**Problem**:
Copy all lines of the listing that include the string "women".

____________________

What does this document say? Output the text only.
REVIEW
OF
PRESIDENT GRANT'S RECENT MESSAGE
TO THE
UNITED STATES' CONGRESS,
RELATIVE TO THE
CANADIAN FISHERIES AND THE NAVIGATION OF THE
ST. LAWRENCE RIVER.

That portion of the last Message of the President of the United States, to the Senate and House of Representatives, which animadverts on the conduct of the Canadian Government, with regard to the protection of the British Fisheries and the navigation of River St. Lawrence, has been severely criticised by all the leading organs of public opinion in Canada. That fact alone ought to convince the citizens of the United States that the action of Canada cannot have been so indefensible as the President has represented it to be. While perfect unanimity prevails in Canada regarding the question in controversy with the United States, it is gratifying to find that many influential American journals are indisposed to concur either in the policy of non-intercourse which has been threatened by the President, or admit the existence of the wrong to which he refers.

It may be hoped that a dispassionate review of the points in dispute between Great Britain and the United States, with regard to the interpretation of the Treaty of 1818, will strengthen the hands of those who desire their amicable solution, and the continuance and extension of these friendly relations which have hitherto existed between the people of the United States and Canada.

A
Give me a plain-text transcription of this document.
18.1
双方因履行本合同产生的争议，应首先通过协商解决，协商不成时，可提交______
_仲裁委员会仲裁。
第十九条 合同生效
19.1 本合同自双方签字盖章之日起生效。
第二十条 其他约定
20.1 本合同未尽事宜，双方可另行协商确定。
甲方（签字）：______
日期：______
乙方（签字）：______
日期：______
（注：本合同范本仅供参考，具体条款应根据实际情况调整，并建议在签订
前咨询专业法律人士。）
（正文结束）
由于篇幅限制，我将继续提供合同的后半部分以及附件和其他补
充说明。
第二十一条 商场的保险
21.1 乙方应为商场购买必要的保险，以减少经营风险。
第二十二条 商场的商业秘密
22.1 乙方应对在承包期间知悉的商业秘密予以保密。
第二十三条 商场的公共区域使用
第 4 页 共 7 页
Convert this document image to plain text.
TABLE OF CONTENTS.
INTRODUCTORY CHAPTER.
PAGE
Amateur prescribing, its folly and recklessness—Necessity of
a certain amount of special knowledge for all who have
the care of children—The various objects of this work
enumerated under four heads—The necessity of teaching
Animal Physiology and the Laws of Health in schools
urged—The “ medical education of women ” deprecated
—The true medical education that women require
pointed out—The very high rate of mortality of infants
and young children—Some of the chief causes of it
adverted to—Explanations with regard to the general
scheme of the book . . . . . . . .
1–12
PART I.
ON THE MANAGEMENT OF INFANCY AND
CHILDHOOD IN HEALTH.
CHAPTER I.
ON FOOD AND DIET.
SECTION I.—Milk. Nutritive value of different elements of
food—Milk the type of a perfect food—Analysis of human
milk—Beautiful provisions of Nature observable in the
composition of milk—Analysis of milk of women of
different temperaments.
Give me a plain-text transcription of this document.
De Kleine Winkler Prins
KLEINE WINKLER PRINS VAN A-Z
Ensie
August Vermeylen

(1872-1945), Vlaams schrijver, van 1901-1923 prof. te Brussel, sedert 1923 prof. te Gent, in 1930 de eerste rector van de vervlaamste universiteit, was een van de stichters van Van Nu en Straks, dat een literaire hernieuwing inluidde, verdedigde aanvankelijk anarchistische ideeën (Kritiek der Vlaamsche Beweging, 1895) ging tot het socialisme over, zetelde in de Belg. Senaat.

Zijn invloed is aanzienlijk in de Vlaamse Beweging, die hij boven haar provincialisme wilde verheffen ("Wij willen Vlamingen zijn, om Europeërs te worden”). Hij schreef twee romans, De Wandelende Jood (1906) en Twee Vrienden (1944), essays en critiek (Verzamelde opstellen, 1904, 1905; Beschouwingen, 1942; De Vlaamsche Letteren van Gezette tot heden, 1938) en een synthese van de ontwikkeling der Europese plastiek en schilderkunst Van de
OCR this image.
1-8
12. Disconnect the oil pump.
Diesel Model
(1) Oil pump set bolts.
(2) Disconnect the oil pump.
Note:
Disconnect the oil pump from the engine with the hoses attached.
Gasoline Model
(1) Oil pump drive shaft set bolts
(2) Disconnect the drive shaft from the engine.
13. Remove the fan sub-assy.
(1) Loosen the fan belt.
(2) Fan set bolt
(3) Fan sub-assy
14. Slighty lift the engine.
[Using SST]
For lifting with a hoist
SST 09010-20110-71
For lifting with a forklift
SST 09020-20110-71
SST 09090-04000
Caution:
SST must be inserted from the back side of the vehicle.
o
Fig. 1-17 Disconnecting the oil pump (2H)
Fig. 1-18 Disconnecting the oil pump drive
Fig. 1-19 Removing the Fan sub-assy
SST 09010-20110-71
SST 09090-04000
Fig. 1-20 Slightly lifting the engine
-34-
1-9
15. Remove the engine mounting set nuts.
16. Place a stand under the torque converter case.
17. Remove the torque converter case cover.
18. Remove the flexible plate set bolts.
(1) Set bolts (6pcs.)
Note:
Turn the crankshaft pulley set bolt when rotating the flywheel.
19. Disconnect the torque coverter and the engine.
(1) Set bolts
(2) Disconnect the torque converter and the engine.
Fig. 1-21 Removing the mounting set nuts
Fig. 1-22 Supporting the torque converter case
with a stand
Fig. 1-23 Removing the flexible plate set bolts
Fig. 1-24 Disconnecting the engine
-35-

____________________

**Response to this exercise**:
urged—The “ medical education of women ” deprecated
—The true medical education that women require
composition of milk—Analysis of milk of women of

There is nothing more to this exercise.